### ITEMS
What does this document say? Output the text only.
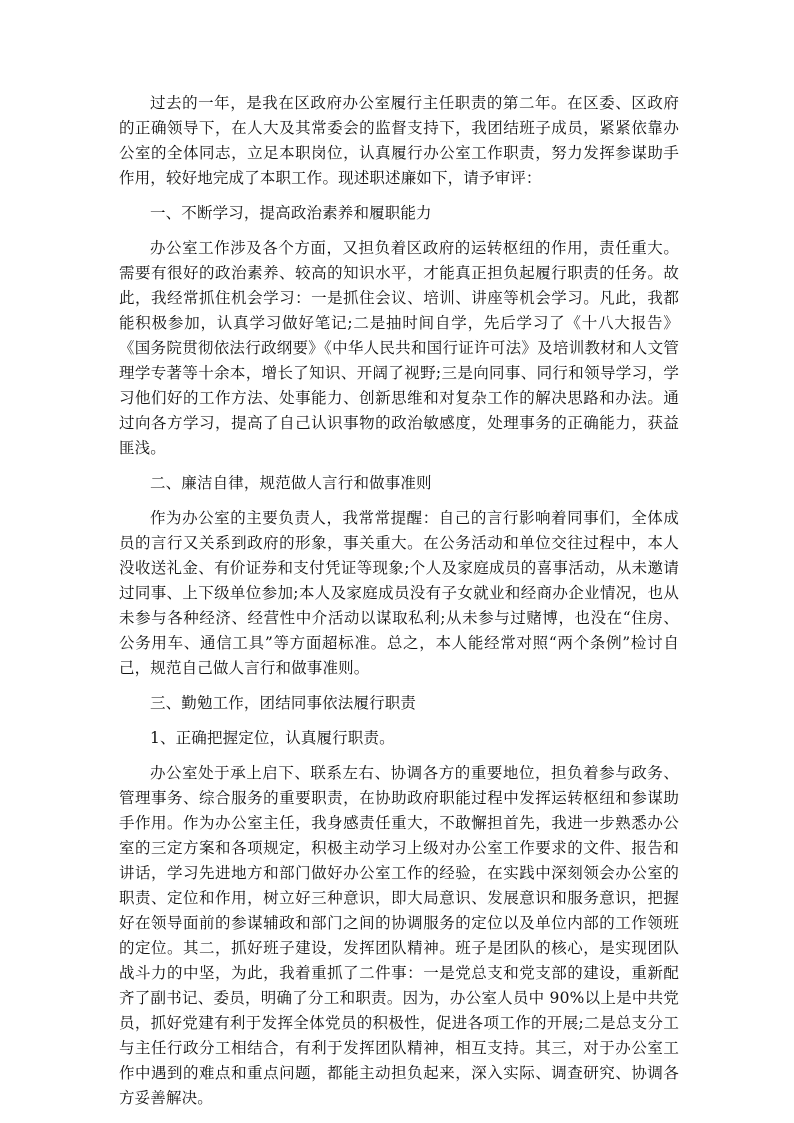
过去的一年，是我在区政府办公室履行主任职责的第二年。在区委、区政府的正确领导下，在人大及其常委会的监督支持下，我团结班子成员，紧紧依靠办公室的全体同志，立足本职岗位，认真履行办公室工作职责，努力发挥参谋助手作用，较好地完成了本职工作。现述职述廉如下，请予审评：

一、不断学习，提高政治素养和履职能力

办公室工作涉及各个方面，又担负着区政府的运转枢纽的作用，责任重大。需要有很好的政治素养、较高的知识水平，才能真正担负起履行职责的任务。故此，我经常抓住机会学习：一是抓住会议、培训、讲座等机会学习。凡此，我都能积极参加，认真学习做好笔记;二是抽时间自学，先后学习了《十八大报告》《国务院贯彻依法行政纲要》《中华人民共和国行证许可法》及培训教材和人文管理学专著等十余本，增长了知识、开阔了视野;三是向同事、同行和领导学习，学习他们好的工作方法、处事能力、创新思维和对复杂工作的解决思路和办法。通过向各方学习，提高了自己认识事物的政治敏感度，处理事务的正确能力，获益匪浅。

二、廉洁自律，规范做人言行和做事准则

作为办公室的主要负责人，我常常提醒：自己的言行影响着同事们，全体成员的言行又关系到政府的形象，事关重大。在公务活动和单位交往过程中，本人没收送礼金、有价证券和支付凭证等现象;个人及家庭成员的喜事活动，从未邀请过同事、上下级单位参加;本人及家庭成员没有子女就业和经商办企业情况，也从未参与各种经济、经营性中介活动以谋取私利;从未参与过赌博，也没在“住房、公务用车、通信工具”等方面超标准。总之，本人能经常对照“两个条例”检讨自己，规范自己做人言行和做事准则。

三、勤勉工作，团结同事依法履行职责

1、正确把握定位，认真履行职责。

办公室处于承上启下、联系左右、协调各方的重要地位，担负着参与政务、管理事务、综合服务的重要职责，在协助政府职能过程中发挥运转枢纽和参谋助手作用。作为办公室主任，我身感责任重大，不敢懈担首先，我进一步熟悉办公室的三定方案和各项规定，积极主动学习上级对办公室工作要求的文件、报告和讲话，学习先进地方和部门做好办公室工作的经验，在实践中深刻领会办公室的职责、定位和作用，树立好三种意识，即大局意识、发展意识和服务意识，把握好在领导面前的参谋辅政和部门之间的协调服务的定位以及单位内部的工作领班的定位。其二，抓好班子建设，发挥团队精神。班子是团队的核心，是实现团队战斗力的中坚，为此，我着重抓了二件事：一是党总支和党支部的建设，重新配齐了副书记、委员，明确了分工和职责。因为，办公室人员中 90%以上是中共党员，抓好党建有利于发挥全体党员的积极性，促进各项工作的开展;二是总支分工与主任行政分工相结合，有利于发挥团队精神，相互支持。其三，对于办公室工作中遇到的难点和重点问题，都能主动担负起来，深入实际、调查研究、协调各方妥善解决。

### EXERCISE BRIEF
Except for the pictures, copy every line of the records above exactly.

### OUTPUT OF THE EXERCISE
What does this document say? Output the text only.
过去的一年，是我在区政府办公室履行主任职责的第二年。在区委、区政府的正确领导下，在人大及其常委会的监督支持下，我团结班子成员，紧紧依靠办公室的全体同志，立足本职岗位，认真履行办公室工作职责，努力发挥参谋助手作用，较好地完成了本职工作。现述职述廉如下，请予审评：

一、不断学习，提高政治素养和履职能力

办公室工作涉及各个方面，又担负着区政府的运转枢纽的作用，责任重大。需要有很好的政治素养、较高的知识水平，才能真正担负起履行职责的任务。故此，我经常抓住机会学习：一是抓住会议、培训、讲座等机会学习。凡此，我都能积极参加，认真学习做好笔记;二是抽时间自学，先后学习了《十八大报告》《国务院贯彻依法行政纲要》《中华人民共和国行证许可法》及培训教材和人文管理学专著等十余本，增长了知识、开阔了视野;三是向同事、同行和领导学习，学习他们好的工作方法、处事能力、创新思维和对复杂工作的解决思路和办法。通过向各方学习，提高了自己认识事物的政治敏感度，处理事务的正确能力，获益匪浅。

二、廉洁自律，规范做人言行和做事准则

作为办公室的主要负责人，我常常提醒：自己的言行影响着同事们，全体成员的言行又关系到政府的形象，事关重大。在公务活动和单位交往过程中，本人没收送礼金、有价证券和支付凭证等现象;个人及家庭成员的喜事活动，从未邀请过同事、上下级单位参加;本人及家庭成员没有子女就业和经商办企业情况，也从未参与各种经济、经营性中介活动以谋取私利;从未参与过赌博，也没在“住房、公务用车、通信工具”等方面超标准。总之，本人能经常对照“两个条例”检讨自己，规范自己做人言行和做事准则。

三、勤勉工作，团结同事依法履行职责

1、正确把握定位，认真履行职责。

办公室处于承上启下、联系左右、协调各方的重要地位，担负着参与政务、管理事务、综合服务的重要职责，在协助政府职能过程中发挥运转枢纽和参谋助手作用。作为办公室主任，我身感责任重大，不敢懈担首先，我进一步熟悉办公室的三定方案和各项规定，积极主动学习上级对办公室工作要求的文件、报告和讲话，学习先进地方和部门做好办公室工作的经验，在实践中深刻领会办公室的职责、定位和作用，树立好三种意识，即大局意识、发展意识和服务意识，把握好在领导面前的参谋辅政和部门之间的协调服务的定位以及单位内部的工作领班的定位。其二，抓好班子建设，发挥团队精神。班子是团队的核心，是实现团队战斗力的中坚，为此，我着重抓了二件事：一是党总支和党支部的建设，重新配齐了副书记、委员，明确了分工和职责。因为，办公室人员中 90%以上是中共党员，抓好党建有利于发挥全体党员的积极性，促进各项工作的开展;二是总支分工与主任行政分工相结合，有利于发挥团队精神，相互支持。其三，对于办公室工作中遇到的难点和重点问题，都能主动担负起来，深入实际、调查研究、协调各方妥善解决。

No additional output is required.